Work to be completed: Pull every line with the word "Kirk" out of the entries below.

- - - - - - -

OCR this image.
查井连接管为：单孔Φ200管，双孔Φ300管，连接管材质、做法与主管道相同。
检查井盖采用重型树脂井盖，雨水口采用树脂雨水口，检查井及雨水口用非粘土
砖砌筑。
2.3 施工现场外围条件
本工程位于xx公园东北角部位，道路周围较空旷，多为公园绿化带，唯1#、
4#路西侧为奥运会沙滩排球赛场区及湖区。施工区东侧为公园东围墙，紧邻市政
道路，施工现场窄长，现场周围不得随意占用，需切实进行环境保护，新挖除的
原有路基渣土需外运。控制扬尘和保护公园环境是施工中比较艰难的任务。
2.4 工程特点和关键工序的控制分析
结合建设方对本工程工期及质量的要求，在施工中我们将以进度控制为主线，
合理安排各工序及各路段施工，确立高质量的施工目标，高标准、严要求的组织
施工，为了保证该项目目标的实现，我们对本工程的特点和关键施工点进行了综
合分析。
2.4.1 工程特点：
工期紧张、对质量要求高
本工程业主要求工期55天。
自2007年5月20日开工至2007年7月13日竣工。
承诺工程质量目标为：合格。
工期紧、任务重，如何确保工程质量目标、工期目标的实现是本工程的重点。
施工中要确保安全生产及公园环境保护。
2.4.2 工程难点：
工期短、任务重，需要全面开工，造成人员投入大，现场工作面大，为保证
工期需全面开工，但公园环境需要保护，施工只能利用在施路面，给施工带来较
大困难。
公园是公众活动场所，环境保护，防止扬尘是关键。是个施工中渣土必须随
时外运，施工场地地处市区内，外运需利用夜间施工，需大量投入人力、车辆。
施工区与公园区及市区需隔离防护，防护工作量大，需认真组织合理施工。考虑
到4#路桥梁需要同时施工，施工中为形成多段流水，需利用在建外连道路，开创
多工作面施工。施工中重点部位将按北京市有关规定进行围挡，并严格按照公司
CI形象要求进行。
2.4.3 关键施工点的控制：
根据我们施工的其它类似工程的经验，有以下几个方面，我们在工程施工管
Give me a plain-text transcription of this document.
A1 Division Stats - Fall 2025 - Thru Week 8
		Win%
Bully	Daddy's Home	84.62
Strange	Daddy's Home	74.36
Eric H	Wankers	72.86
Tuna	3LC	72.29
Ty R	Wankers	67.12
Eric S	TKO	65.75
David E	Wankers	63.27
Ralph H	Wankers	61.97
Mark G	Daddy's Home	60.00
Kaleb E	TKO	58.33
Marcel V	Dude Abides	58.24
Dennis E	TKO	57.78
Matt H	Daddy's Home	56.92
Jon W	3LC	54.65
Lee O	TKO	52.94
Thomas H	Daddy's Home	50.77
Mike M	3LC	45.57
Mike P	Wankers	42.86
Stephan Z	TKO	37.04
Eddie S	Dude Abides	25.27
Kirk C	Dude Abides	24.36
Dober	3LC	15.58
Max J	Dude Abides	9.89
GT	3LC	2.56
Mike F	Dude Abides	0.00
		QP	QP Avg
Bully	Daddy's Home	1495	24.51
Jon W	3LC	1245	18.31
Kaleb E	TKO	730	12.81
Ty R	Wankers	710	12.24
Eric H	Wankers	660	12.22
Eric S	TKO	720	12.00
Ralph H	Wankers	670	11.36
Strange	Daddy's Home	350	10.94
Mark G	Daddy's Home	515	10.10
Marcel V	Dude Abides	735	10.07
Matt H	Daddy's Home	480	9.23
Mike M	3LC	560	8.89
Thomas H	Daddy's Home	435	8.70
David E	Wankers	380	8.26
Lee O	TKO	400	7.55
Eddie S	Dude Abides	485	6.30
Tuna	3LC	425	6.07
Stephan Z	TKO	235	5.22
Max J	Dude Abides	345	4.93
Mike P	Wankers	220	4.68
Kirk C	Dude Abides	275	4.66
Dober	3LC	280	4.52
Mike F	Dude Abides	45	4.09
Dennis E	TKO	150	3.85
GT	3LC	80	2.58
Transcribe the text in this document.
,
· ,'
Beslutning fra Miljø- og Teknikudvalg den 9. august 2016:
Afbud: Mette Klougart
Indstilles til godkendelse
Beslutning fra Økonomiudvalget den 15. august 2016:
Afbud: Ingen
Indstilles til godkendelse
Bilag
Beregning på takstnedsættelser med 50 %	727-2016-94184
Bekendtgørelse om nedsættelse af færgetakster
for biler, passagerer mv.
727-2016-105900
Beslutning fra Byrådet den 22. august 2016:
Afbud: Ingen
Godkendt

- - - - - - -

Correct output:
Kirk C	Dude Abides	24.36
Kirk C	Dude Abides	275	4.66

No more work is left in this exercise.